** Start EXTRACTED MATERIAL **
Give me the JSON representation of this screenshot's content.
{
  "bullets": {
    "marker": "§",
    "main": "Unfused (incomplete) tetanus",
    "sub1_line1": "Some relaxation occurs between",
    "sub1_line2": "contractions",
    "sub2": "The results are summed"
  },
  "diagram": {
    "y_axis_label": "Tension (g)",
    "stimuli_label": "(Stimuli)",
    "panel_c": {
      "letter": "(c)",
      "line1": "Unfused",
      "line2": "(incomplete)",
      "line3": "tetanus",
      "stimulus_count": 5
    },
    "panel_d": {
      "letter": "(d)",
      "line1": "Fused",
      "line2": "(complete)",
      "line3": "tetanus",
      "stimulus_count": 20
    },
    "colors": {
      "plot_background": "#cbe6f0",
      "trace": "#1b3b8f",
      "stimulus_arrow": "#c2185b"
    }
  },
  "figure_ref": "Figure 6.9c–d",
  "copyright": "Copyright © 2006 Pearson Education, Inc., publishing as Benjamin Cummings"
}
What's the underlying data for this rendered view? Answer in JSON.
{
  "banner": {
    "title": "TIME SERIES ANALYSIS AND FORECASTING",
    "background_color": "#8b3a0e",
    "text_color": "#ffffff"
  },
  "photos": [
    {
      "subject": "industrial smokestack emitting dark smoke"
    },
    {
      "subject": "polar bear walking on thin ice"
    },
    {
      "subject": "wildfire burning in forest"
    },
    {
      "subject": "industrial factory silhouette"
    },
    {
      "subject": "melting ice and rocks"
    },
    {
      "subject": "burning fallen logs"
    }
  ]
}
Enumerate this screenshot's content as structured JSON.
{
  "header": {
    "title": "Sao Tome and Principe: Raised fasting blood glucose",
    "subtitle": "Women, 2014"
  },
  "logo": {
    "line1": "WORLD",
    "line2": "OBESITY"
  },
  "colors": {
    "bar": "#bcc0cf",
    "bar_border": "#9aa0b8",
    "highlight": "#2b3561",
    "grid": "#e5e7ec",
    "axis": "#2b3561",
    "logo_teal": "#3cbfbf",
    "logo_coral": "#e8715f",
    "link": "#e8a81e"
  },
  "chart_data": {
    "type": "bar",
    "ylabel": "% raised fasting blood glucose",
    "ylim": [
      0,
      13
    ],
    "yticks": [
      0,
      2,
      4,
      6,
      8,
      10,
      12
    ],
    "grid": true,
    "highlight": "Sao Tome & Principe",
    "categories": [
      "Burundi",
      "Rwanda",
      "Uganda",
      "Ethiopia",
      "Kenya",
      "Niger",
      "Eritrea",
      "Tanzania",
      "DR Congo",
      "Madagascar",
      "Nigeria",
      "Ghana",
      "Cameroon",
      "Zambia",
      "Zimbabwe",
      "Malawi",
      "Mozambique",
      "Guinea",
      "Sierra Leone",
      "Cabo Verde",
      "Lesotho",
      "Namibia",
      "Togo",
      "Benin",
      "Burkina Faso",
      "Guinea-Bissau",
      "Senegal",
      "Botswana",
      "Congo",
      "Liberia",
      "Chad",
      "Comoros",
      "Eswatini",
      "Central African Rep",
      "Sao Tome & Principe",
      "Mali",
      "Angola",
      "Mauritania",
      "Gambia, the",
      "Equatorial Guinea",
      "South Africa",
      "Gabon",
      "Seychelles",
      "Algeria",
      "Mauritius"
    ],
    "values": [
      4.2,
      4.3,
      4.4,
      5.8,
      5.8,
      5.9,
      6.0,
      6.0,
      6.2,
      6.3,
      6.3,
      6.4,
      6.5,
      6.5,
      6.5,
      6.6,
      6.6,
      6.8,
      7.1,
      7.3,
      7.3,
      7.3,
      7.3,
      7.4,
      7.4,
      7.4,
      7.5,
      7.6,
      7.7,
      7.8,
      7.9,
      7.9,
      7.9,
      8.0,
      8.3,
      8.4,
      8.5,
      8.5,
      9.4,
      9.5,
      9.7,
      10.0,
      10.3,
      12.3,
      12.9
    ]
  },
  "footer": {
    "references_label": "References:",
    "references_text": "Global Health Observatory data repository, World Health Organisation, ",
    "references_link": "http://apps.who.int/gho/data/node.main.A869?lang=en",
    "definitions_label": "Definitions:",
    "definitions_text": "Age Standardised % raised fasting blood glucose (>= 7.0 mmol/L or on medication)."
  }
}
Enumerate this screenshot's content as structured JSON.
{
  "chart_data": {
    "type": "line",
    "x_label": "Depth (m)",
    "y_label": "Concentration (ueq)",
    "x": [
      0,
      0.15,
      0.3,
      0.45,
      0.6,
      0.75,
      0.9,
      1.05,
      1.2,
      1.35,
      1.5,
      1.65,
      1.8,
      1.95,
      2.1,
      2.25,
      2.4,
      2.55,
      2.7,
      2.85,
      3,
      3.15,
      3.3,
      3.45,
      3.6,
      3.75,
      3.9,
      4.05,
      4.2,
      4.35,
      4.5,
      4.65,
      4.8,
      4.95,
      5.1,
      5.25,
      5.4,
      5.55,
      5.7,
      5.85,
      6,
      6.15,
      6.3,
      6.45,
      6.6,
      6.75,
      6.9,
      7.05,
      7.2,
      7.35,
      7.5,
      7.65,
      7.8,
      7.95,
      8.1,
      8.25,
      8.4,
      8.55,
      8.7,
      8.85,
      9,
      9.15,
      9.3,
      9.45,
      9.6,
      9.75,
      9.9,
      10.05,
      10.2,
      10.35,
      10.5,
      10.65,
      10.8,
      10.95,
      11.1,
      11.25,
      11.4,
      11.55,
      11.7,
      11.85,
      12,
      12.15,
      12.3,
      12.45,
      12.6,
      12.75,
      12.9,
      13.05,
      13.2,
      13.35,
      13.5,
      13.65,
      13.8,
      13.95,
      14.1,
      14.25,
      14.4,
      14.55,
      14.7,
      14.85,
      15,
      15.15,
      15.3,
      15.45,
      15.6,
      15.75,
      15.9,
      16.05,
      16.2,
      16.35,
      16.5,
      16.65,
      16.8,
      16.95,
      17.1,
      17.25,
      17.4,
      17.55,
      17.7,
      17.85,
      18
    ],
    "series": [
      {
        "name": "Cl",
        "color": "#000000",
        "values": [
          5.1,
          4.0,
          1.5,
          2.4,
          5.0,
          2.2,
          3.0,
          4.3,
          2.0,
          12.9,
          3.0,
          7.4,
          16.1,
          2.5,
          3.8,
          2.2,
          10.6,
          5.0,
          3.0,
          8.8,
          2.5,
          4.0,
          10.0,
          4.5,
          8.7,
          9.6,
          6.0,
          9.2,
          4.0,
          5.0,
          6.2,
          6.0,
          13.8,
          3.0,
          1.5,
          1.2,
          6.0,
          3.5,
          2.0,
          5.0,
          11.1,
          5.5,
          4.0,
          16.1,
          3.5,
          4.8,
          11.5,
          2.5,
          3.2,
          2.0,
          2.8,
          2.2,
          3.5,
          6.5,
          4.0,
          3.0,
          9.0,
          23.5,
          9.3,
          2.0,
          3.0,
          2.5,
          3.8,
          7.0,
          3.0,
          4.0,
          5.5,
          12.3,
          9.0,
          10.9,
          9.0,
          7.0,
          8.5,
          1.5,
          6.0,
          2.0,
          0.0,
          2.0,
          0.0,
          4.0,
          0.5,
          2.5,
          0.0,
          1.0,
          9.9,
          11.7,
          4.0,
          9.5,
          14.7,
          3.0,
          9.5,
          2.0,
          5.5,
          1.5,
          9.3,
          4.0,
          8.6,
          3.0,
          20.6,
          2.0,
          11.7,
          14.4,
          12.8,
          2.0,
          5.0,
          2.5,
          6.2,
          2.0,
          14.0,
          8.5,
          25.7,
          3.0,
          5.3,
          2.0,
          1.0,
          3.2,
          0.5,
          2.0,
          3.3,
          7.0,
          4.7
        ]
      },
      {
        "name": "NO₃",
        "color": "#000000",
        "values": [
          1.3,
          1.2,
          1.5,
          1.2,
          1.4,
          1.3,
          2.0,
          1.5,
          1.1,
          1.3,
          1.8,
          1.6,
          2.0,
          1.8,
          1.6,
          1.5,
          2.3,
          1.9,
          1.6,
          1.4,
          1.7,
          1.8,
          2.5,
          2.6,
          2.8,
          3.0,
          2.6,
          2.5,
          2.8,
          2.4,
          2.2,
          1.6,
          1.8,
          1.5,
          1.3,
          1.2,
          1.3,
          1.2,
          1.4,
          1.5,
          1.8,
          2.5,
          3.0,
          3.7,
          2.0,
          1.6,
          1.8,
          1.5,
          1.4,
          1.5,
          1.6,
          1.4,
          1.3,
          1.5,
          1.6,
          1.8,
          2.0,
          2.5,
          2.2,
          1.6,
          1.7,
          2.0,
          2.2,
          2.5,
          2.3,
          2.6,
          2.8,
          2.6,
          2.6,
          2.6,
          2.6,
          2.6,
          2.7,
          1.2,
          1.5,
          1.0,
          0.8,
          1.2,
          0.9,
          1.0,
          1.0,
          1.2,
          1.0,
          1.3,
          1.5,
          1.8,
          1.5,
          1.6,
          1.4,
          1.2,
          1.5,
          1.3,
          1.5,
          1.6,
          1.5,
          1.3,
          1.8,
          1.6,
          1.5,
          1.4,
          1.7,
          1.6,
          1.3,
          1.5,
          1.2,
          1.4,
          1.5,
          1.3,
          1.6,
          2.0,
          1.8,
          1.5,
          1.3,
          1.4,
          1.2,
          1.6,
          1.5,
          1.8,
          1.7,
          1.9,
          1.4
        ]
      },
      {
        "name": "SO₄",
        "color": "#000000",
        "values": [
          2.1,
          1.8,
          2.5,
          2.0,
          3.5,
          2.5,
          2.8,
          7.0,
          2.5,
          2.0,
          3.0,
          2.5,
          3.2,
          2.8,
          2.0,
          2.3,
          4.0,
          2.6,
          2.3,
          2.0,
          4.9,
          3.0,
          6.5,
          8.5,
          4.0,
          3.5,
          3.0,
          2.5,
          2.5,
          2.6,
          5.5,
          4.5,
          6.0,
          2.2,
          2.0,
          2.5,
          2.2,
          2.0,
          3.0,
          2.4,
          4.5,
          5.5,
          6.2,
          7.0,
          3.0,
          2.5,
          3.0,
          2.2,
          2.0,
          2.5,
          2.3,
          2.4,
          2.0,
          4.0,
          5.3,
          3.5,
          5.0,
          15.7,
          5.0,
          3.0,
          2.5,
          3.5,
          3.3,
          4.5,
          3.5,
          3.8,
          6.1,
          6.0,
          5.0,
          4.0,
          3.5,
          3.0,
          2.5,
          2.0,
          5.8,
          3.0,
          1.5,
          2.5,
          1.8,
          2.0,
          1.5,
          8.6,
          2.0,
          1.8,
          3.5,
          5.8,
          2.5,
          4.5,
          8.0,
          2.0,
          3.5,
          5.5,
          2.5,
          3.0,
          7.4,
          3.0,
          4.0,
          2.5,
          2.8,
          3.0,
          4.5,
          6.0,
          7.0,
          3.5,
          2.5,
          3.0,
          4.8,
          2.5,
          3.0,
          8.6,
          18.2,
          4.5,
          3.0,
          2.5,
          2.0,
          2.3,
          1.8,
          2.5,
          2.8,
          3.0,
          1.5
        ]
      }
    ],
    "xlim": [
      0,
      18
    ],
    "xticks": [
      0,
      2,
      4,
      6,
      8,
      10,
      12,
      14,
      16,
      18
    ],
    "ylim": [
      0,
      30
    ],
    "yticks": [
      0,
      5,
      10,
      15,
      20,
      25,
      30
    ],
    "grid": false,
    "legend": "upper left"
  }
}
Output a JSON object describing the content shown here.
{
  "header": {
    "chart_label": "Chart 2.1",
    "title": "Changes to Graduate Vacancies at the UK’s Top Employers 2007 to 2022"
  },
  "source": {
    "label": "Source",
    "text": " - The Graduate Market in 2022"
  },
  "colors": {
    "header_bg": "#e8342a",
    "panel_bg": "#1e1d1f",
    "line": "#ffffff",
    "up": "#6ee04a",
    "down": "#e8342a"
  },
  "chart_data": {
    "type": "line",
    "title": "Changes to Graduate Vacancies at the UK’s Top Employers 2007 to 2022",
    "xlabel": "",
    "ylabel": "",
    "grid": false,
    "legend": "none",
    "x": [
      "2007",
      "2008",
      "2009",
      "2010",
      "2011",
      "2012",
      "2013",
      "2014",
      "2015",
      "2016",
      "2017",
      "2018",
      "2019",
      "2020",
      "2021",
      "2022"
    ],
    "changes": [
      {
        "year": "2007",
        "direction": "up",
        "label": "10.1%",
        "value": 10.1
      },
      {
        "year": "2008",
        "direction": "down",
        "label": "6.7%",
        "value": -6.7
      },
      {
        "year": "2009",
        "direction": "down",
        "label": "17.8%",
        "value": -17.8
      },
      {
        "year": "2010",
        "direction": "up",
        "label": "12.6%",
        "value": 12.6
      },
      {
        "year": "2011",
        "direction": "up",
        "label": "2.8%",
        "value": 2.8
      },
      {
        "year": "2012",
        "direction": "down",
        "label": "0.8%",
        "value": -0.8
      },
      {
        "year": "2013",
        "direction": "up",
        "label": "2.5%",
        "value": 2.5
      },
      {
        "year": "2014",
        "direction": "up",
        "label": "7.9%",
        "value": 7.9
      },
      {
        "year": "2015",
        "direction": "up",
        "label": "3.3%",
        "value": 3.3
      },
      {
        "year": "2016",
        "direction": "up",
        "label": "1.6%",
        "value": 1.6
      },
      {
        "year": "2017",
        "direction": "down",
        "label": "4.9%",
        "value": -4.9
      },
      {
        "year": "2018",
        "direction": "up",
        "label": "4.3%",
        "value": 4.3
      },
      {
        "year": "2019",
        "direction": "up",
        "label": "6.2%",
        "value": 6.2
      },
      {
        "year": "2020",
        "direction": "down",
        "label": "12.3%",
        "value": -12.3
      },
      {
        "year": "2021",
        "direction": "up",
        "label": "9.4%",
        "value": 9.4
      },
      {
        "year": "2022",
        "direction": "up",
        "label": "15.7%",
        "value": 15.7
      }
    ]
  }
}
** End EXTRACTED MATERIAL **
# REQUIREMENTS:
Check each line of the entries above for the word "blood". List the ones that have it.

# THE OUTPUT:
    "title": "Sao Tome and Principe: Raised fasting blood glucose",
    "ylabel": "% raised fasting blood glucose",
    "definitions_text": "Age Standardised % raised fasting blood glucose (>= 7.0 mmol/L or on medication)."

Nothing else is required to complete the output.